§ YOUR TASK
Lines with "SHIPPING": please show every one of them from the listing below.

§ SOURCE INFORMATION
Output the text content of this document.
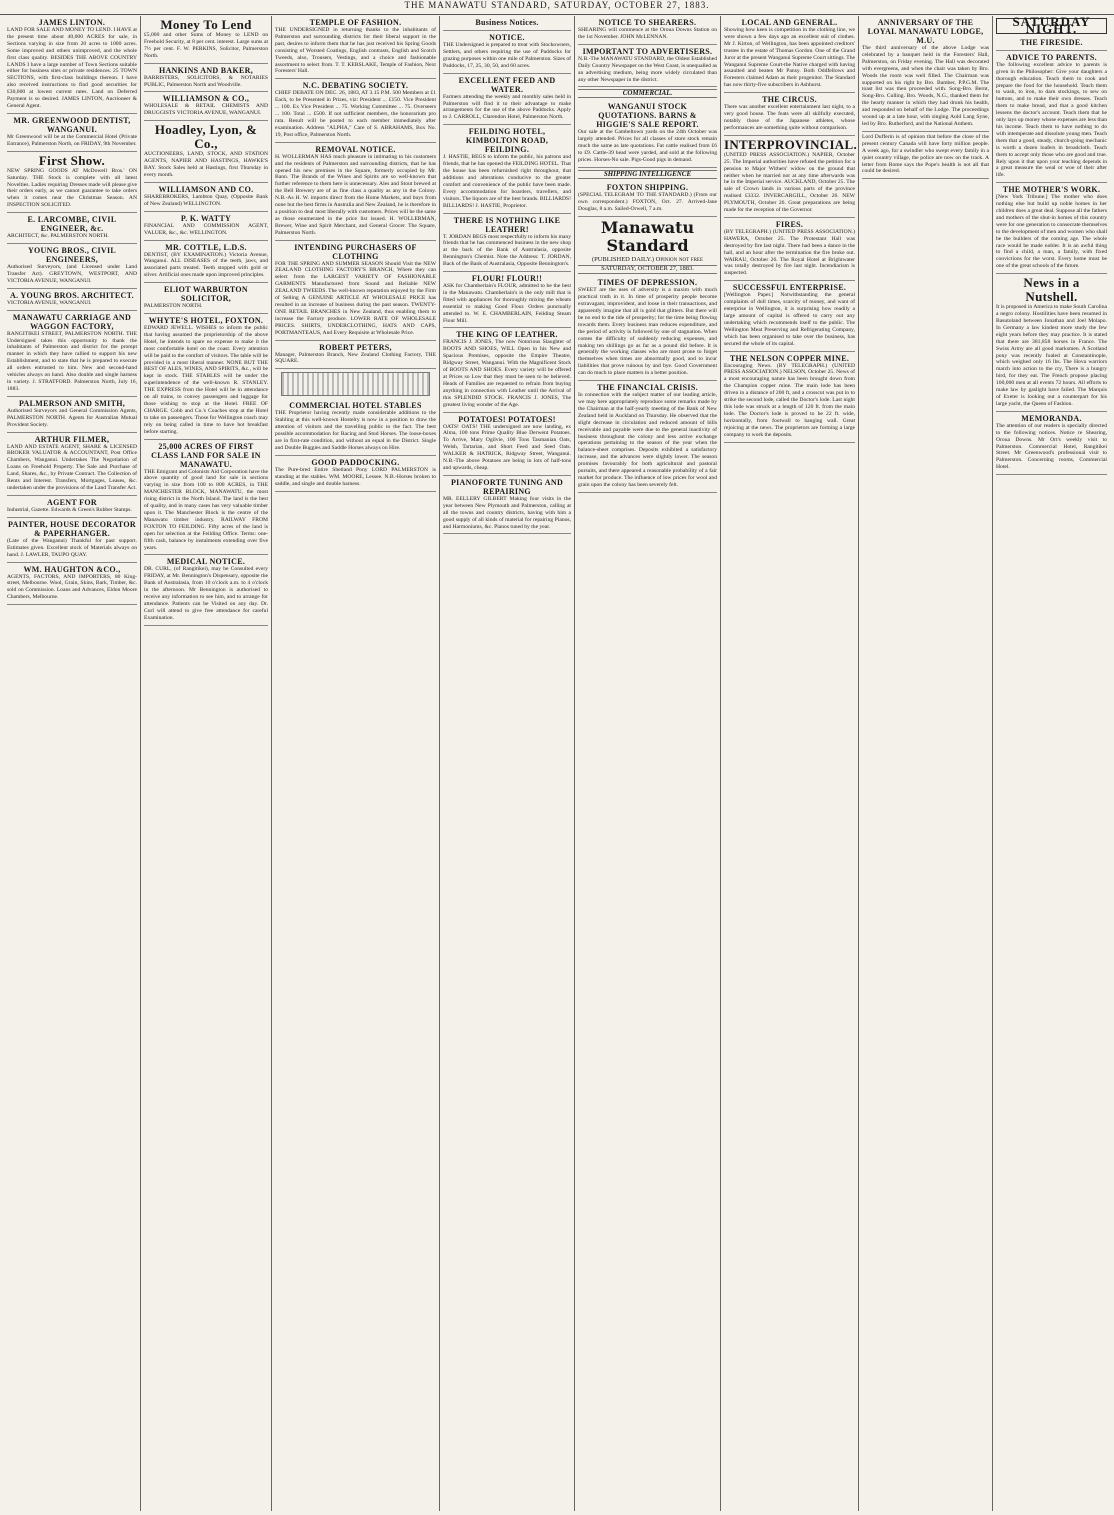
THE MANAWATU STANDARD, SATURDAY, OCTOBER 27, 1883.
JAMES LINTON.
LAND FOR SALE AND MONEY TO LEND. I HAVE at the present time about 40,000 ACRES for sale, in Sections varying in size from 20 acres to 1000 acres. Some improved and others unimproved, and the whole first class quality. BESIDES THE ABOVE COUNTRY LANDS I have a large number of Town Sections suitable either for business sites or private residences. 25 TOWN SECTIONS, with first-class buildings thereon. I have also received instructions to find good securities for £30,000 at lowest current rates. Land on Deferred Payment is so desired. JAMES LINTON, Auctioneer & General Agent.
MR. GREENWOOD DENTIST, WANGANUI.
Mr Greenwood will be at the Commercial Hotel (Private Entrance), Palmerston North, on FRIDAY, 9th November.
First Show.
NEW SPRING GOODS AT McDowell Bros.' ON Saturday. THE Stock is complete with all latest Novelties. Ladies requiring Dresses made will please give their orders early, as we cannot guarantee to take orders when it comes near the Christmas Season. AN INSPECTION SOLICITED.
E. LARCOMBE, CIVIL ENGINEER, &c.
ARCHITECT, &c. PALMERSTON NORTH.
YOUNG BROS., CIVIL ENGINEERS,
Authorised Surveyors, (and Licensed under Land Transfer Act). GREYTOWN, WESTPORT, AND VICTORIA AVENUE, WANGANUI.
A. YOUNG BROS. ARCHITECT.
VICTORIA AVENUE, WANGANUI.
MANAWATU CARRIAGE AND WAGGON FACTORY,
RANGITIKEI STREET, PALMERSTON NORTH. THE Undersigned takes this opportunity to thank the inhabitants of Palmerston and district for the prompt manner in which they have rallied to support his new Establishment, and to state that he is prepared to execute all orders entrusted to him. New and second-hand vehicles always on hand. Also double and single harness in variety. J. STRATFORD. Palmerston North, July 16, 1883.
PALMERSON AND SMITH,
Authorised Surveyors and General Commission Agents, PALMERSTON NORTH. Agents for Australian Mutual Provident Society.
ARTHUR FILMER,
LAND AND ESTATE AGENT, SHARE & LICENSED BROKER VALUATOR & ACCOUNTANT, Post Office Chambers, Wanganui. Undertakes The Negotiation of Loans on Freehold Property. The Sale and Purchase of Land, Shares, &c., by Private Contract. The Collection of Rents and Interest. Transfers, Mortgages, Leases, &c. undertaken under the provisions of the Land Transfer Act.
AGENT FOR
Industrial, Gazette. Edwards & Green's Rubber Stamps.
PAINTER, HOUSE DECORATOR & PAPERHANGER.
(Late of the Wanganui) Thankful for past support. Estimates given. Excellent stock of Materials always on hand. J. LAWLER, TAUPO QUAY.
WM. HAUGHTON &CO.,
AGENTS, FACTORS, AND IMPORTERS, 80 King-street, Melbourne. Wool, Grain, Skins, Bark, Timber, &c. sold on Commission. Loans and Advances, Eldon Moore Chambers, Melbourne.
Money To Lend
£5,000 and other Sums of Money to LEND on Freehold Security, at 8 per cent. interest. Large sums at 7½ per cent. F. W. PERKINS, Solicitor, Palmerston North.
HANKINS AND BAKER,
BARRISTERS, SOLICITORS, & NOTARIES PUBLIC, Palmerston North and Woodville.
WILLIAMSON & CO.,
WHOLESALE & RETAIL CHEMISTS AND DRUGGISTS VICTORIA AVENUE, WANGANUI.
Hoadley, Lyon, & Co.,
AUCTIONEERS, LAND, STOCK, AND STATION AGENTS, NAPIER AND HASTINGS, HAWKE'S BAY. Stock Sales held at Hastings, first Thursday in every month.
WILLIAMSON AND CO.
SHAREBROKERS, Lambton Quay, (Opposite Bank of New Zealand) WELLINGTON.
P. K. WATTY
FINANCIAL AND COMMISSION AGENT, VALUER, &c., &c. WELLINGTON.
MR. COTTLE, L.D.S.
DENTIST, (BY EXAMINATION.) Victoria Avenue, Wanganui. ALL DISEASES of the teeth, jaws, and associated parts treated. Teeth stopped with gold or silver. Artificial ones made upon improved principles.
ELIOT WARBURTON SOLICITOR,
PALMERSTON NORTH.
WHYTE'S HOTEL, FOXTON.
EDWARD JEWELL. WISHES to inform the public that having assumed the proprietorship of the above Hotel, he intends to spare no expense to make it the most comfortable hotel on the coast. Every attention will be paid to the comfort of visitors. The table will be provided in a most liberal manner. NONE BUT THE BEST OF ALES, WINES, AND SPIRITS, &c., will be kept in stock. THE STABLES will be under the superintendence of the well-known R. STANLEY. THE EXPRESS from the Hotel will be in attendance on all trains, to convey passengers and luggage for those wishing to stop at the Hotel. FREE OF CHARGE. Cobb and Co.'s Coaches stop at the Hotel to take on passengers. Those for Wellington coach may rely on being called in time to have hot breakfast before starting.
25,000 ACRES OF FIRST CLASS LAND FOR SALE IN MANAWATU.
THE Emigrant and Colonists Aid Corporation have the above quantity of good land for sale in sections varying in size from 100 to 800 ACRES, in THE MANCHESTER BLOCK, MANAWATU, the most rising district in the North Island. The land is the best of quality, and in many cases has very valuable timber upon it. The Manchester Block is the centre of the Manawatu timber industry. RAILWAY FROM FOXTON TO FEILDING. Fifty acres of the land is open for selection at the Feilding Office. Terms: one-fifth cash, balance by instalments extending over five years.
MEDICAL NOTICE.
DR. CURL, (of Rangitikei), may be Consulted every FRIDAY, at Mr. Bennington's Dispensary, opposite the Bank of Australasia, from 10 o'clock a.m. to 4 o'clock in the afternoon. Mr Bennington is authorised to receive any information to see him, and to arrange for attendance. Patients can be Visited on any day. Dr. Curl will attend to give free attendance for careful Examination.
TEMPLE OF FASHION.
THE UNDERSIGNED in returning thanks to the inhabitants of Palmerston and surrounding districts for their liberal support in the past, desires to inform them that he has just received his Spring Goods consisting of Worsted Coatings, English contrasts, English and Scotch Tweeds, also, Trousers, Vestings, and a choice and fashionable assortment to select from. T. T. KERSLAKE, Temple of Fashion, Next Foresters' Hall.
N.C. DEBATING SOCIETY.
CHIEF DEBATE ON DEC. 26, 1883, AT 3.15 P.M. 500 Members at £1 Each, to be Presented in Prizes, viz: President ... £150. Vice President ... 100. Ex Vice President ... 75. Working Committee ... 75. Overseers ... 100. Total ... £500. If not sufficient members, the honorarium pro rata. Result will be posted to each member immediately after examination. Address "ALPHA," Care of S. ABRAHAMS, Box No. 19, Post office, Palmerston North.
REMOVAL NOTICE.
H. WOLLERMAN HAS much pleasure in intimating to his customers and the residents of Palmerston and surrounding districts, that he has opened his new premises in the Square, formerly occupied by Mr. Bann. The Brands of the Wines and Spirits are so well-known that further reference to them here is unnecessary. Ales and Stout brewed at the Bell Brewery are of as fine class a quality as any in the Colony. N.B.-As H. W. imports direct from the Home Markets, and buys from none but the best firms in Australia and New Zealand, he is therefore in a position to deal most liberally with customers. Prices will be the same as those enumerated in the price list issued. H. WOLLERMAN, Brewer, Wine and Spirit Merchant, and General Grocer. The Square, Palmerston North.
INTENDING PURCHASERS OF CLOTHING
FOR THE SPRING AND SUMMER SEASON Should Visit the NEW ZEALAND CLOTHING FACTORY'S BRANCH, Where they can select from the LARGEST VARIETY OF FASHIONABLE GARMENTS Manufactured from Sound and Reliable NEW ZEALAND TWEEDS. The well-known reputation enjoyed by the Firm of Selling A GENUINE ARTICLE AT WHOLESALE PRICE has resulted in an increase of business during the past season. TWENTY-ONE RETAIL BRANCHES in New Zealand, thus enabling them to increase the Factory produce. LOWER RATE OF WHOLESALE PRICES. SHIRTS, UNDERCLOTHING, HATS AND CAPS, PORTMANTEAUS, And Every Requisite at Wholesale Price.
ROBERT PETERS,
Manager, Palmerston Branch, New Zealand Clothing Factory, THE SQUARE.
COMMERCIAL HOTEL STABLES
THE Proprietor having recently made considerable additions to the Stabling at this well-known Hostelry is now in a position to draw the attention of visitors and the travelling public to the fact. The best possible accommodation for Racing and Stud Horses. The loose-boxes are in first-rate condition, and without an equal in the District. Single and Double Buggies and Saddle Horses always on Hire.
GOOD PADDOCKING.
The Pure-bred Entire Shetland Pony LORD PALMERSTON is standing at the stables. WM. MOORE, Lessee. N.B.-Horses broken to saddle, and single and double harness.
Business Notices.
NOTICE.
THE Undersigned is prepared to treat with Stockowners, Settlers, and others requiring the use of Paddocks for grazing purposes within one mile of Palmerston. Sizes of Paddocks, 17, 25, 30, 50, and 60 acres.
EXCELLENT FEED AND WATER.
Farmers attending the weekly and monthly sales held in Palmerston will find it to their advantage to make arrangements for the use of the above Paddocks. Apply to J. CARROLL, Clarendon Hotel, Palmerston North.
FEILDING HOTEL, KIMBOLTON ROAD, FEILDING.
J. HASTIE, BEGS to inform the public, his patrons and friends, that he has opened the FEILDING HOTEL. That the house has been refurnished right throughout, that additions and alterations conducive to the greater comfort and convenience of the public have been made. Every accommodation for boarders, travellers, and visitors. The liquors are of the best brands. BILLIARDS! BILLIARDS! J. HASTIE, Proprietor.
THERE IS NOTHING LIKE LEATHER!
T. JORDAN BEGS most respectfully to inform his many friends that he has commenced business in the new shop at the back of the Bank of Australasia, opposite Bennington's Chemist. Note the Address: T. JORDAN, Back of the Bank of Australasia, Opposite Bennington's.
FLOUR! FLOUR!!
ASK for Chamberlain's FLOUR, admitted to be the best in the Manawatu. Chamberlain's is the only mill that is fitted with appliances for thoroughly mixing the wheats essential to making Good Flour. Orders punctually attended to. W. E. CHAMBERLAIN, Feilding Steam Flour Mill.
THE KING OF LEATHER.
FRANCIS J. JONES, The now Notorious Slaughter of BOOTS AND SHOES, WILL Open in his New and Spacious Premises, opposite the Empire Theatre, Ridgway Street, Wanganui. With the Magnificent Stock of BOOTS AND SHOES. Every variety will be offered at Prices so Low that they must be seen to be believed. Heads of Families are requested to refrain from buying anything in connection with Leather until the Arrival of this SPLENDID STOCK. FRANCIS J. JONES, The greatest living wonder of the Age.
POTATOES! POTATOES!
OATS! OATS! THE undersigned are now landing, ex Alma, 100 tons Prime Quality Blue Derwent Potatoes. To Arrive, Mary Ogilvie, 100 Tons Tasmanian Oats, Welsh, Tartarian, and Short Feed and Seed Oats. WALKER & HATRICK, Ridgway Street, Wanganui. N.B.-The above Potatoes are being in lots of half-tons and upwards, cheap.
PIANOFORTE TUNING AND REPAIRING
MR. EELLERY GILBERT Making four visits in the year between New Plymouth and Palmerston, calling at all the towns and country districts, having with him a good supply of all kinds of material for repairing Pianos, and Harmoniums, &c. Pianos tuned by the year.
NOTICE TO SHEARERS.
SHEARING will commence at the Oroua Downs Station on the 1st November. JOHN McLENNAN.
IMPORTANT TO ADVERTISERS.
N.B.-The MANAWATU STANDARD, the Oldest Established Daily Country Newspaper on the West Coast, is unequalled as an advertising medium, being more widely circulated than any other Newspaper in the district.
COMMERCIAL.
WANGANUI STOCK QUOTATIONS. BARNS & HIGGIE'S SALE REPORT.
Our sale at the Cambeltown yards on the 24th October was largely attended. Prices for all classes of store stock remain much the same as late quotations. Fat cattle realised from £6 to £9. Cattle-39 head were yarded, and sold at the following prices. Horses-No sale. Pigs-Good pigs in demand.
SHIPPING INTELLIGENCE
FOXTON SHIPPING.
(SPECIAL TELEGRAM TO THE STANDARD.) (From our own correspondent.) FOXTON, Oct. 27. Arrived-Jane Douglas, 8 a.m. Sailed-Orwell, 7 a.m.
Manawatu Standard
(PUBLISHED DAILY.) Opinion not free
SATURDAY, OCTOBER 27, 1883.
TIMES OF DEPRESSION.
SWEET are the uses of adversity is a maxim with much practical truth in it. In time of prosperity people become extravagant, improvident, and loose in their transactions, and apparently imagine that all is gold that glitters. But there will be no end to the tide of prosperity; for the time being flowing towards them. Every business man reduces expenditure, and the period of activity is followed by one of stagnation. When comes the difficulty of suddenly reducing expenses, and making ten shillings go as far as a pound did before. It is generally the working classes who are most prone to forget themselves when times are abnormally good, and to incur liabilities that prove ruinous by and bye. Good Government can do much to place matters in a better position.
THE FINANCIAL CRISIS.
In connection with the subject matter of our leading article, we may here appropriately reproduce some remarks made by the Chairman at the half-yearly meeting of the Bank of New Zealand held in Auckland on Thursday. He observed that the slight decrease in circulation and reduced amount of bills receivable and payable were due to the general inactivity of business throughout the colony and less active exchange operations pertaining to the season of the year when the balance-sheet comprises. Deposits exhibited a satisfactory increase, and the advances were slightly lower. The season promises favourably for both agricultural and pastoral pursuits, and there appeared a reasonable probability of a fair market for produce. The influence of low prices for wool and grain upon the colony has been severely felt.
LOCAL AND GENERAL.
Showing how keen is competition in the clothing line, we were shown a few days ago an excellent suit of clothes. Mr J. Kirton, of Wellington, has been appointed creditors' trustee in the estate of Thomas Gordon. One of the Grand Juror at the present Wanganui Supreme Court sittings. The Wanganui Supreme Court-the Native charged with having assaulted and beaten Mr Pansy. Both Oddfellows and Foresters claimed Adam as their progenitor. The Standard has now thirty-five subscribers in Ashhurst.
THE CIRCUS.
There was another excellent entertainment last night, to a very good house. The feats were all skilfully executed, notably those of the Japanese athletes, whose performances are something quite without comparison.
INTERPROVINCIAL.
(UNITED PRESS ASSOCIATION.) NAPIER, October 25. The Imperial authorities have refused the petition for a pension to Major Withers' widow on the ground that neither when he married nor at any time afterwards was he in the Imperial service. AUCKLAND, October 25. The sale of Crown lands in various parts of the province realised £3332. INVERCARGILL, October 26. NEW PLYMOUTH, October 26. Great preparations are being made for the reception of the Governor.
FIRES.
(BY TELEGRAPH.) (UNITED PRESS ASSOCIATION.) HAWERA, October 25. The Protestant Hall was destroyed by fire last night. There had been a dance in the hall, and an hour after the termination the fire broke out. WAIRAU, October 26. The Royal Hotel at Brightwater was totally destroyed by fire last night. Incendiarism is suspected.
SUCCESSFUL ENTERPRISE.
[Wellington Paper.] Notwithstanding the general complaints of dull times, scarcity of money, and want of enterprise in Wellington, it is surprising how readily a large amount of capital is offered to carry out any undertaking which recommends itself to the public. The Wellington Meat Preserving and Refrigerating Company, which has been organised to take over the business, has secured the whole of its capital.
THE NELSON COPPER MINE.
Encouraging News. (BY TELEGRAPH.) (UNITED PRESS ASSOCIATION.) NELSON, October 25. News of a most encouraging nature has been brought down from the Champion copper mine. The main lode has been driven in a distance of 200 ft, and a crosscut was put in to strike the second lode, called the Doctor's lode. Last night this lode was struck at a length of 120 ft. from the main lode. The Doctor's lode is proved to be 22 ft. wide, horizontally, from footwall to hanging wall. Great rejoicing at the news. The proprietors are forming a large company to work the deposits.
ANNIVERSARY OF THE LOYAL MANAWATU LODGE, M.U.
The third anniversary of the above Lodge was celebrated by a banquet held in the Foresters' Hall, Palmerston, on Friday evening. The Hall was decorated with evergreens, and when the chair was taken by Bro. Woods the room was well filled. The Chairman was supported on his right by Bro. Bamber, P.P.G.M. The toast list was then proceeded with. Song-Bro. Bernt, Song-Bro. Culling. Bro. Woods, N.G., thanked them for the hearty manner in which they had drunk his health, and responded on behalf of the Lodge. The proceedings wound up at a late hour, with singing Auld Lang Syne, led by Bro. Rutherford, and the National Anthem.
Lord Dufferin is of opinion that before the close of the present century Canada will have forty million people. A week ago, for a swindler who swept every family in a quiet country village, the police are now on the track. A letter from Rome says the Pope's health is not all that could be desired.
SATURDAY NIGHT.
THE FIRESIDE.
ADVICE TO PARENTS.
The following excellent advice to parents is given in the Philosopher: Give your daughters a thorough education. Teach them to cook and prepare the food for the household. Teach them to wash, to iron, to darn stockings, to sew on buttons, and to make their own dresses. Teach them to make bread, and that a good kitchen lessens the doctor's account. Teach them that he only lays up money whose expenses are less than his income. Teach them to have nothing to do with intemperate and dissolute young men. Teach them that a good, steady, church-going mechanic is worth a dozen loafers in broadcloth. Teach them to accept only those who are good and true. Rely upon it that upon your teaching depends in a great measure the weal or woe of their after life.
THE MOTHER'S WORK.
[New York Tribune.] The mother who does nothing else but build up noble homes in her children does a great deal. Suppose all the fathers and mothers of the shut-in homes of this country were for one generation to consecrate themselves to the development of men and women who shall be the builders of the coming age. The whole race would be made nobler. It is an awful thing to find a child, a man, a family, with fixed convictions for the worst. Every home must be one of the great schools of the future.
News in a Nutshell.
It is proposed in America to make South Carolina a negro colony. Hostilities have been resumed in Basutoland between Jonathan and Joel Molapo. In Germany a law kindest more study the few eight years before they may practice. It is stated that there are 381,858 horses in France. The Swiss Army are all good marksmen. A Scotland pony was recently foaled at Constantinople, which weighed only 16 lbs. The Hova warriors march into action to the cry, There is a hungry bird, for they eat. The French propose placing 100,000 men at all events 72 hours. All efforts to make law by gaslight have failed. The Marquis of Exeter is looking out a counterpart for his large yacht, the Queen of Fashion.
MEMORANDA.
The attention of our readers is specially directed to the following notices. Notice re Shearing, Oroua Downs. Mr Ort's weekly visit to Palmerston. Commercial Hotel, Rangitikei Street. Mr Greenwood's professional visit to Palmerston. Concerning rooms, Commercial Hotel.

§ ANSWER SECTION
SHIPPING INTELLIGENCE
FOXTON SHIPPING.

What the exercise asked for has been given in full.